* [Problem to solve]:
The records that follow need to be output exactly as they are.

(Dataset items)

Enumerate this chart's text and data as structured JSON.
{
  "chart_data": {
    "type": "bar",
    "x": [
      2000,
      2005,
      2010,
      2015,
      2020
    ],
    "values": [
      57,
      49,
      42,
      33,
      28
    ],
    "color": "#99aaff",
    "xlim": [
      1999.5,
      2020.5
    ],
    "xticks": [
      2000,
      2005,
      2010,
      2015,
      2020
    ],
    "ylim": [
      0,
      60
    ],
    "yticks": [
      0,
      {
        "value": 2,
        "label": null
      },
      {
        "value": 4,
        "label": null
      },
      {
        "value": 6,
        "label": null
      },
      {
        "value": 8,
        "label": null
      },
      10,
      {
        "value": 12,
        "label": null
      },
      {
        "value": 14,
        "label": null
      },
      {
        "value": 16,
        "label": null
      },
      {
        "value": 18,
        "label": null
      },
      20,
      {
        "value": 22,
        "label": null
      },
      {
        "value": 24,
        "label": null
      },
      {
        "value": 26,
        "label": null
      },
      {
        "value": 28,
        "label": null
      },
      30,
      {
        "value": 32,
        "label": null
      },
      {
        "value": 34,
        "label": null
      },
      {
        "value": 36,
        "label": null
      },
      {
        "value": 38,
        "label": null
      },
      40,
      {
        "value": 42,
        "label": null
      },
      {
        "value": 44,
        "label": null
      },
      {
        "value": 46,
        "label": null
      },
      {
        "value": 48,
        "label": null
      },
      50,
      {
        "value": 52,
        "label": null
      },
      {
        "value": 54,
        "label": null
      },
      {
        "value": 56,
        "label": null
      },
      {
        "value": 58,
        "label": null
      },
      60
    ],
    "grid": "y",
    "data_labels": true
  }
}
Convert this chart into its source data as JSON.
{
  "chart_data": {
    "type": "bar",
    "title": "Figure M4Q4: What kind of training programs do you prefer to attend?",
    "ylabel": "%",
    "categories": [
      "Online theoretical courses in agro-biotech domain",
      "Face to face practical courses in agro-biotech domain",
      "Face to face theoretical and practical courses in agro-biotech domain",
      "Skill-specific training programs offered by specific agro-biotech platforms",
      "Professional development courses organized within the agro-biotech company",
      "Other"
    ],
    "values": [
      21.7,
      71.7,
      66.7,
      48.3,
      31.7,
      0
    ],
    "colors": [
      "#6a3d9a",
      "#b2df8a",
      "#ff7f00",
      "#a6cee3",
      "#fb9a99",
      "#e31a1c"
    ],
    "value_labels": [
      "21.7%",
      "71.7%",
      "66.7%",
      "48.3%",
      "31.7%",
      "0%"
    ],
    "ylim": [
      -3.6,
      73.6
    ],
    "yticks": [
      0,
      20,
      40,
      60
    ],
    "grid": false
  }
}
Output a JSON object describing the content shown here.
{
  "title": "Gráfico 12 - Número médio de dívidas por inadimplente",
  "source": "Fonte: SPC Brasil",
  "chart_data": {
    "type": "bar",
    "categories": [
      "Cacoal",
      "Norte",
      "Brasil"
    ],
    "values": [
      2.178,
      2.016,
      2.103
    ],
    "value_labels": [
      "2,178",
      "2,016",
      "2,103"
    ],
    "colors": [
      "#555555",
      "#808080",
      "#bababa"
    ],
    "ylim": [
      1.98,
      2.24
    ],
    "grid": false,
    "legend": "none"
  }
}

* [Answer to the task]:
Enumerate this chart's text and data as structured JSON.
{
  "chart_data": {
    "type": "bar",
    "x": [
      2000,
      2005,
      2010,
      2015,
      2020
    ],
    "values": [
      57,
      49,
      42,
      33,
      28
    ],
    "color": "#99aaff",
    "xlim": [
      1999.5,
      2020.5
    ],
    "xticks": [
      2000,
      2005,
      2010,
      2015,
      2020
    ],
    "ylim": [
      0,
      60
    ],
    "yticks": [
      0,
      {
        "value": 2,
        "label": null
      },
      {
        "value": 4,
        "label": null
      },
      {
        "value": 6,
        "label": null
      },
      {
        "value": 8,
        "label": null
      },
      10,
      {
        "value": 12,
        "label": null
      },
      {
        "value": 14,
        "label": null
      },
      {
        "value": 16,
        "label": null
      },
      {
        "value": 18,
        "label": null
      },
      20,
      {
        "value": 22,
        "label": null
      },
      {
        "value": 24,
        "label": null
      },
      {
        "value": 26,
        "label": null
      },
      {
        "value": 28,
        "label": null
      },
      30,
      {
        "value": 32,
        "label": null
      },
      {
        "value": 34,
        "label": null
      },
      {
        "value": 36,
        "label": null
      },
      {
        "value": 38,
        "label": null
      },
      40,
      {
        "value": 42,
        "label": null
      },
      {
        "value": 44,
        "label": null
      },
      {
        "value": 46,
        "label": null
      },
      {
        "value": 48,
        "label": null
      },
      50,
      {
        "value": 52,
        "label": null
      },
      {
        "value": 54,
        "label": null
      },
      {
        "value": 56,
        "label": null
      },
      {
        "value": 58,
        "label": null
      },
      60
    ],
    "grid": "y",
    "data_labels": true
  }
}
Convert this chart into its source data as JSON.
{
  "chart_data": {
    "type": "bar",
    "title": "Figure M4Q4: What kind of training programs do you prefer to attend?",
    "ylabel": "%",
    "categories": [
      "Online theoretical courses in agro-biotech domain",
      "Face to face practical courses in agro-biotech domain",
      "Face to face theoretical and practical courses in agro-biotech domain",
      "Skill-specific training programs offered by specific agro-biotech platforms",
      "Professional development courses organized within the agro-biotech company",
      "Other"
    ],
    "values": [
      21.7,
      71.7,
      66.7,
      48.3,
      31.7,
      0
    ],
    "colors": [
      "#6a3d9a",
      "#b2df8a",
      "#ff7f00",
      "#a6cee3",
      "#fb9a99",
      "#e31a1c"
    ],
    "value_labels": [
      "21.7%",
      "71.7%",
      "66.7%",
      "48.3%",
      "31.7%",
      "0%"
    ],
    "ylim": [
      -3.6,
      73.6
    ],
    "yticks": [
      0,
      20,
      40,
      60
    ],
    "grid": false
  }
}
Output a JSON object describing the content shown here.
{
  "title": "Gráfico 12 - Número médio de dívidas por inadimplente",
  "source": "Fonte: SPC Brasil",
  "chart_data": {
    "type": "bar",
    "categories": [
      "Cacoal",
      "Norte",
      "Brasil"
    ],
    "values": [
      2.178,
      2.016,
      2.103
    ],
    "value_labels": [
      "2,178",
      "2,016",
      "2,103"
    ],
    "colors": [
      "#555555",
      "#808080",
      "#bababa"
    ],
    "ylim": [
      1.98,
      2.24
    ],
    "grid": false,
    "legend": "none"
  }
}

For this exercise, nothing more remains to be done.